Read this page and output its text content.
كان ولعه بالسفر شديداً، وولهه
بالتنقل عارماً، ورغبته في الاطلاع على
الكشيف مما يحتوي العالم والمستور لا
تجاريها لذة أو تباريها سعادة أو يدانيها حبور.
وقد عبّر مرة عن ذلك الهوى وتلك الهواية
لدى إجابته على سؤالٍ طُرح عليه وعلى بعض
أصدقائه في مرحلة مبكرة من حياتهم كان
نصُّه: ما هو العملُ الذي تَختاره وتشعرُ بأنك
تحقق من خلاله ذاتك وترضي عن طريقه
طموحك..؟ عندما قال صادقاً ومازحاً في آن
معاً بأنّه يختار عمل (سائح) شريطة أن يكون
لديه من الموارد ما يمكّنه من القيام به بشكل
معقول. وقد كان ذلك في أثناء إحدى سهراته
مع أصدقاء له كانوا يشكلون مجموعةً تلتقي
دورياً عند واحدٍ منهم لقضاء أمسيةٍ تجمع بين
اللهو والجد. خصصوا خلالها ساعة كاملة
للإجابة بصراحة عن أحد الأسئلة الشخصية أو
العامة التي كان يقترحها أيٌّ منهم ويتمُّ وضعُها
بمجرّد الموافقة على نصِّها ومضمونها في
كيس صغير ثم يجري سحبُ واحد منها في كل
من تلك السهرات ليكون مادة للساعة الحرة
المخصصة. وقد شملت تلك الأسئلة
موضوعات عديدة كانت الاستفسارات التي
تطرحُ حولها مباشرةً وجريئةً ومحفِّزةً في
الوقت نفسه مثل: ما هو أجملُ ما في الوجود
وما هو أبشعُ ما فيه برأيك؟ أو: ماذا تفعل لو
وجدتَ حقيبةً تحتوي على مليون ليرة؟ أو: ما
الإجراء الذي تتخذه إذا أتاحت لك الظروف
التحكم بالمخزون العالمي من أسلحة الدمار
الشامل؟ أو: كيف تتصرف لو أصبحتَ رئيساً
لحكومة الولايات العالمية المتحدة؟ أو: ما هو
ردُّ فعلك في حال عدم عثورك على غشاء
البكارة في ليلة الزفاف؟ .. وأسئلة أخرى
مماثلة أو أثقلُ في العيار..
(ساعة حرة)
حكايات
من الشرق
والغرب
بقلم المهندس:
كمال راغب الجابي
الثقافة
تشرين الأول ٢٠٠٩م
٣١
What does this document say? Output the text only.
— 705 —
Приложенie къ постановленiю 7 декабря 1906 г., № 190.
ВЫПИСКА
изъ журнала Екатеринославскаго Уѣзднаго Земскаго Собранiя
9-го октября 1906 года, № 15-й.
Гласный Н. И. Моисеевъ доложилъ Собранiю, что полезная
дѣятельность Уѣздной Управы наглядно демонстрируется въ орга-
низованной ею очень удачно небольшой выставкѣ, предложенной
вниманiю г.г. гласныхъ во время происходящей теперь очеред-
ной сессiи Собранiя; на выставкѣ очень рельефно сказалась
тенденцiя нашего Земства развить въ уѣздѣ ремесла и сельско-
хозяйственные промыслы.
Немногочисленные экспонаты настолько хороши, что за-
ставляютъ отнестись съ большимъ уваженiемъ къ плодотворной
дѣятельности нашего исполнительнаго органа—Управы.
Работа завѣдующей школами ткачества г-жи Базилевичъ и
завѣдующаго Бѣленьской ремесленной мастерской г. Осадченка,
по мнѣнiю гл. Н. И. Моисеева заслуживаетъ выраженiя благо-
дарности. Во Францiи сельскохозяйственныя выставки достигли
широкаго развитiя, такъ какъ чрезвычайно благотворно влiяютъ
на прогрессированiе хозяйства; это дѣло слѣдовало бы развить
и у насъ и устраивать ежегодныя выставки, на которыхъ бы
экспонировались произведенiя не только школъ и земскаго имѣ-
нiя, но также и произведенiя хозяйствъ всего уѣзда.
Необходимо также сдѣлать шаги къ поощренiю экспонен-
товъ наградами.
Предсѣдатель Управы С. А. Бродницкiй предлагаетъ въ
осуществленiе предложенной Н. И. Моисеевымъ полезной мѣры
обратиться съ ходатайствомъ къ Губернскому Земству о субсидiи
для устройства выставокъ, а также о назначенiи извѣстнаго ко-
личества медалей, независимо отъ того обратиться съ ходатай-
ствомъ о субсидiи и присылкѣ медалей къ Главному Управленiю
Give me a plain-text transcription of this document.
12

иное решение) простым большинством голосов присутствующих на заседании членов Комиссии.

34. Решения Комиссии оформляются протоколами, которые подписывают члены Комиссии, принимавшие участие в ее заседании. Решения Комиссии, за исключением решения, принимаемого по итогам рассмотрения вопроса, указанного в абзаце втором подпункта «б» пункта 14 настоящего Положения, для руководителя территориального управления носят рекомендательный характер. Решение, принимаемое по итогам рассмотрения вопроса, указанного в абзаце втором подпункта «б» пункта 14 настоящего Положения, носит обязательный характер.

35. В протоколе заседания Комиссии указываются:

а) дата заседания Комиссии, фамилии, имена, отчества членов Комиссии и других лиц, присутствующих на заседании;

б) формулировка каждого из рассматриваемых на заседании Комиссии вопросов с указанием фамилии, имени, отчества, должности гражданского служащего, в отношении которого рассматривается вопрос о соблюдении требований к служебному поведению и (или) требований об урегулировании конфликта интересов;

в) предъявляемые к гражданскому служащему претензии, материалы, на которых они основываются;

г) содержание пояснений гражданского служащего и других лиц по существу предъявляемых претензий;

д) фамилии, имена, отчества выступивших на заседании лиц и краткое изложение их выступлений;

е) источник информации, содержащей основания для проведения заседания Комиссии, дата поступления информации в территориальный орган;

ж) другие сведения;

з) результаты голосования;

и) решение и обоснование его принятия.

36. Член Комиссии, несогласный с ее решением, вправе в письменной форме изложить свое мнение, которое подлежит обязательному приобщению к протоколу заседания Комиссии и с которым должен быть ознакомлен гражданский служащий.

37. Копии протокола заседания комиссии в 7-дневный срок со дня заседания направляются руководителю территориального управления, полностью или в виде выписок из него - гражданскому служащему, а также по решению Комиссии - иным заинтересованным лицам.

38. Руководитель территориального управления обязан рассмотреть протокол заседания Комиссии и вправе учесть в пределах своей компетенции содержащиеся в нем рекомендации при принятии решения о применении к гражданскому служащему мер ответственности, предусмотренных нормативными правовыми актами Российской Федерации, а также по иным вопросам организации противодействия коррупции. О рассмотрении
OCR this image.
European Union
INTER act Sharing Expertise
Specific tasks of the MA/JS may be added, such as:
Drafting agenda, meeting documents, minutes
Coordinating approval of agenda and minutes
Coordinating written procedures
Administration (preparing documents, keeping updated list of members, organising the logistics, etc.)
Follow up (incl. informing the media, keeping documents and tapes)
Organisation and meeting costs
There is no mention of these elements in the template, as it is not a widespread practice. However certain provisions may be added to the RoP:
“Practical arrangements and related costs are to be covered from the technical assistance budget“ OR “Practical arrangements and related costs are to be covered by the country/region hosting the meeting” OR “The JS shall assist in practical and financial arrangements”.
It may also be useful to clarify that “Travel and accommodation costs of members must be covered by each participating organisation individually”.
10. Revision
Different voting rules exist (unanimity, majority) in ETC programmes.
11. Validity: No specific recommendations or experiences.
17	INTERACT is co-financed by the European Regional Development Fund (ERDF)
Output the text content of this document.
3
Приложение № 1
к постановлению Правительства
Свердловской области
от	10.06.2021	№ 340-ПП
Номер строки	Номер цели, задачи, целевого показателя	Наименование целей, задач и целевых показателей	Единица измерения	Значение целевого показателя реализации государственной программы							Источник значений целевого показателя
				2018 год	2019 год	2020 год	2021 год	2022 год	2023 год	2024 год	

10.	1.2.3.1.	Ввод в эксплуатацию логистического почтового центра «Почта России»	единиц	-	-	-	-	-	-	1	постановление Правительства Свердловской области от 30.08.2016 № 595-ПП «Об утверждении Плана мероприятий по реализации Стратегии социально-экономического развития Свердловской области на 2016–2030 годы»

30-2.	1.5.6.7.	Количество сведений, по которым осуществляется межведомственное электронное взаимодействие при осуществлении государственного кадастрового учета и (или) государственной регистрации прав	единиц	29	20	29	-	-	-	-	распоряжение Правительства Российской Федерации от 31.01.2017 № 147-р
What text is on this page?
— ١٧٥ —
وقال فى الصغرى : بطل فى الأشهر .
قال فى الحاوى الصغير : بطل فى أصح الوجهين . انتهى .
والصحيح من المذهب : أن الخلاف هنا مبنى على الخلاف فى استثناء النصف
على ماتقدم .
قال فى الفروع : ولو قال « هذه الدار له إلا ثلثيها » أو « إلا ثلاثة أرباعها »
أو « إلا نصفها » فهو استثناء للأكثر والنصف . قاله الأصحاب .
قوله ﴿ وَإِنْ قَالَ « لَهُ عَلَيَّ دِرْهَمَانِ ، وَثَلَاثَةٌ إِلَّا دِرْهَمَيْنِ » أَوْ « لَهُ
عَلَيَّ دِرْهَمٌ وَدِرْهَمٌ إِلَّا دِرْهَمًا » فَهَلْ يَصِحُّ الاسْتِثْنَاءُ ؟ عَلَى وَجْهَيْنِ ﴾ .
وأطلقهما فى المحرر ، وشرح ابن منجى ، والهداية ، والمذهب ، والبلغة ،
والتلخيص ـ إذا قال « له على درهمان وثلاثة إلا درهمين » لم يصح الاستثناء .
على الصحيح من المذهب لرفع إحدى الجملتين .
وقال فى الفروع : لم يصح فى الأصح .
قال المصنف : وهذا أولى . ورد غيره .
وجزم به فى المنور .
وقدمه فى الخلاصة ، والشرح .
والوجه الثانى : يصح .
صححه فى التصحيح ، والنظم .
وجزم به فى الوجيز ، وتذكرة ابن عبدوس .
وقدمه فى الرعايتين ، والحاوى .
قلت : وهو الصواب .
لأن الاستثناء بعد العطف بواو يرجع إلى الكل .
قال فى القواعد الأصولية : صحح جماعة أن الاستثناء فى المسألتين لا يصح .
==========
Scan the listing above and copy all lines containing the word "الذي".

■ SOLUTION:
نصُّه: ما هو العملُ الذي تَختاره وتشعرُ بأنك
الإجراء الذي تتخذه إذا أتاحت لك الظروف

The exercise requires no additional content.